TASK STATEMENT
Find the lines of data that contain the string "false", then list them.

MATERIAL PROVIDED
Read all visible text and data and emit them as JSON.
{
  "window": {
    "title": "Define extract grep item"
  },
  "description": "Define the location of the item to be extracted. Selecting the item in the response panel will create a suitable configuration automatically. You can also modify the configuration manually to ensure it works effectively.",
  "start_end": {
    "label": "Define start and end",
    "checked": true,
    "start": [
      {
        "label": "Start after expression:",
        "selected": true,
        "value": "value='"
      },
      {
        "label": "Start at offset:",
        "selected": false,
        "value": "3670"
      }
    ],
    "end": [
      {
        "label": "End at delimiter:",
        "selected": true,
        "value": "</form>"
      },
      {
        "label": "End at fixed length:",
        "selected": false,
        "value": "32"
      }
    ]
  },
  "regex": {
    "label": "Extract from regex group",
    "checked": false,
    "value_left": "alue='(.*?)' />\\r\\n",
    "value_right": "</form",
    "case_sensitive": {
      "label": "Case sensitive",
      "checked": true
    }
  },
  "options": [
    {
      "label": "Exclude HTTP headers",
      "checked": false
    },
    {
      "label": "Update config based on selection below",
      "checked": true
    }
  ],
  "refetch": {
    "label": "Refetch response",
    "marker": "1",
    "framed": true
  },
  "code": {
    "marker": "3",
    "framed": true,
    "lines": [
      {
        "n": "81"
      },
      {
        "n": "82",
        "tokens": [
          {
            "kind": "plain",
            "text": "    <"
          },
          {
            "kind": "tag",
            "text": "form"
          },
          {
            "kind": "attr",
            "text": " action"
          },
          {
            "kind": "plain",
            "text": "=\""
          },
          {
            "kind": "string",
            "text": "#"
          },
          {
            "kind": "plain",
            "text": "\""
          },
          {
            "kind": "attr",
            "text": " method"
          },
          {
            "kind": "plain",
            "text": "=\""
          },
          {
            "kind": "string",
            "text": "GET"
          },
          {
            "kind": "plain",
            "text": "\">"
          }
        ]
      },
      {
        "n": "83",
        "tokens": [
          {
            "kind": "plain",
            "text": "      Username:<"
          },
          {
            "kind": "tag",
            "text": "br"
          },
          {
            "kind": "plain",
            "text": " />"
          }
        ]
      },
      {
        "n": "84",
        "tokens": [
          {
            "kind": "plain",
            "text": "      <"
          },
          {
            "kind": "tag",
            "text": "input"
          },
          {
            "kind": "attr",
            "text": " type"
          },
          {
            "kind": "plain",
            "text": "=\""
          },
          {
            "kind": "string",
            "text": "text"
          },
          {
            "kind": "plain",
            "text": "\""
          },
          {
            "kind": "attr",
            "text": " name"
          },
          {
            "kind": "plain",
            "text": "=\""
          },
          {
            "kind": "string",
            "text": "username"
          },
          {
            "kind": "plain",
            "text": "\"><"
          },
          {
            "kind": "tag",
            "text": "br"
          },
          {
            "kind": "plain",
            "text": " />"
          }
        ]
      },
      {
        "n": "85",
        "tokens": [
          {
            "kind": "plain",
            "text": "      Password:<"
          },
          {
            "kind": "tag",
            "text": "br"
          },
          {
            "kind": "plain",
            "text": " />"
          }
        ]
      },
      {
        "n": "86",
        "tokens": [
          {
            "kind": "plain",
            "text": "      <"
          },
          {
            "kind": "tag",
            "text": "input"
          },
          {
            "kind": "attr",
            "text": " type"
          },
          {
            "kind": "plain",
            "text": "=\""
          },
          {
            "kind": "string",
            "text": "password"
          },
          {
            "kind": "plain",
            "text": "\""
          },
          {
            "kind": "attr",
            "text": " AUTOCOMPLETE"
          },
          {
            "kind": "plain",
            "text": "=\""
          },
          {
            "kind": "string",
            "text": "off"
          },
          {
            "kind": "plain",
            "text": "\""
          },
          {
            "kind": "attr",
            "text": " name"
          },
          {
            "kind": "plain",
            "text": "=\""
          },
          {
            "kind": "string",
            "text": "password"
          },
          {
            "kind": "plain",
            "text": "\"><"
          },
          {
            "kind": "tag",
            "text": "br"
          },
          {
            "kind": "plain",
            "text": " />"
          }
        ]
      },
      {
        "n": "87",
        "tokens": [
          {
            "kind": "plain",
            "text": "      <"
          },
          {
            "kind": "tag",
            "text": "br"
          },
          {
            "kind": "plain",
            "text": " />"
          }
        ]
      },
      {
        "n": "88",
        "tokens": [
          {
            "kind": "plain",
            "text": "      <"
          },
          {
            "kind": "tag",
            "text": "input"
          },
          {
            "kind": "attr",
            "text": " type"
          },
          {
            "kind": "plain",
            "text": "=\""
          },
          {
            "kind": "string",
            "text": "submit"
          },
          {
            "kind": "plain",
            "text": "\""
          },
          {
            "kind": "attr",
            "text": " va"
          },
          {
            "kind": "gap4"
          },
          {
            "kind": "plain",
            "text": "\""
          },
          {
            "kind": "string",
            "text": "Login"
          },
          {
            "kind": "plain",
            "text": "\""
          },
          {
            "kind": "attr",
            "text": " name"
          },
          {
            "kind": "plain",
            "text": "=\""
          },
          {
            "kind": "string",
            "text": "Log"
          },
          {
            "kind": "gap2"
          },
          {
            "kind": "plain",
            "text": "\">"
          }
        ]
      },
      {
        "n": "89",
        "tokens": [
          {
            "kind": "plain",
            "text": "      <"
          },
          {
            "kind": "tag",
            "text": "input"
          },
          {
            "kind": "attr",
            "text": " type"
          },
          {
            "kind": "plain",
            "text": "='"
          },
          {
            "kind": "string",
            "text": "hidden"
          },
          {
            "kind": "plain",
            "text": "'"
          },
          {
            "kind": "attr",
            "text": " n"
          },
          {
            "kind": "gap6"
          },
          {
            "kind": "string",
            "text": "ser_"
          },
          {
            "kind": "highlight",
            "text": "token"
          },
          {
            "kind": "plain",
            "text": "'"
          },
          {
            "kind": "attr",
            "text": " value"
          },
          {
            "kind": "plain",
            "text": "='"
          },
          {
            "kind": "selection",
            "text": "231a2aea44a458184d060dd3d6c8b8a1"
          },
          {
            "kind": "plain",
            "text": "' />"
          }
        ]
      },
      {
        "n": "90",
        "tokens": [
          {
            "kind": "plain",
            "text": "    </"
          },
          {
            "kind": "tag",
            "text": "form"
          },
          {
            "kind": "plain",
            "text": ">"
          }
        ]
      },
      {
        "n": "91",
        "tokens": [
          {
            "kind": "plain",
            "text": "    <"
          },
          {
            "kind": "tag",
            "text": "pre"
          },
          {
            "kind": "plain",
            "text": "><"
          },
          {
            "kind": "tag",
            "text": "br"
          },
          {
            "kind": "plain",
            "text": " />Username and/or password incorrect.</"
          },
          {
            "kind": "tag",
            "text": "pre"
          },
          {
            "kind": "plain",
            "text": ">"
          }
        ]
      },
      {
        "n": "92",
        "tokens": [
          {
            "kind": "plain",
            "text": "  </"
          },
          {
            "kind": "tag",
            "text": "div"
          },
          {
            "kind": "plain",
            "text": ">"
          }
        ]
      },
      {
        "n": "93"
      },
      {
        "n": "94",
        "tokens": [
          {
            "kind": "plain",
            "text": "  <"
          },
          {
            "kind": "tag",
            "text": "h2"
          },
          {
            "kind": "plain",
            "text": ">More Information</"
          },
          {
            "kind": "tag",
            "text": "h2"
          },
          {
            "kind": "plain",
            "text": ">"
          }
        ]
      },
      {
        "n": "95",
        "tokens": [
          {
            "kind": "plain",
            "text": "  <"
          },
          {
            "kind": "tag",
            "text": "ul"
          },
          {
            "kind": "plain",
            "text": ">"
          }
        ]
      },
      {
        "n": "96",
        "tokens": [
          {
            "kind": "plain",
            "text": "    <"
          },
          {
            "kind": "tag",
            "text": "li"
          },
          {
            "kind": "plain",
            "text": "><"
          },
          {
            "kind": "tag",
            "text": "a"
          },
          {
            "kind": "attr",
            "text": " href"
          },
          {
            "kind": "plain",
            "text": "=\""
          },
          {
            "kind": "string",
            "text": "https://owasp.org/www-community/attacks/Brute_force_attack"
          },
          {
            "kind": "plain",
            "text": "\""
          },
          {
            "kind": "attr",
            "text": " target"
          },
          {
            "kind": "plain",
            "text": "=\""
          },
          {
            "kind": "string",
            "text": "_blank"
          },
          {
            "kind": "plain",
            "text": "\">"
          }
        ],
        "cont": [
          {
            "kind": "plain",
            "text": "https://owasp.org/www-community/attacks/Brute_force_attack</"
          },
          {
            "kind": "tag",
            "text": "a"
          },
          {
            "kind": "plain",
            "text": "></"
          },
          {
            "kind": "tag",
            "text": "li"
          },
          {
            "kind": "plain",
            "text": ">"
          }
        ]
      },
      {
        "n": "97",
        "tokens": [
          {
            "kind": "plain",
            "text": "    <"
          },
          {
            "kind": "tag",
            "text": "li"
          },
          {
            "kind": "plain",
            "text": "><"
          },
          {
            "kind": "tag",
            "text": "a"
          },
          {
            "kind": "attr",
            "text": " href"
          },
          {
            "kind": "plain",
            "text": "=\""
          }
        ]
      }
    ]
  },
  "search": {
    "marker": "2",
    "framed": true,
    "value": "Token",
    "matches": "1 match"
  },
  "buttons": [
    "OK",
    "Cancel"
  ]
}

RESPONSE
        "selected": false,
        "selected": false,
    "checked": false,
      "checked": false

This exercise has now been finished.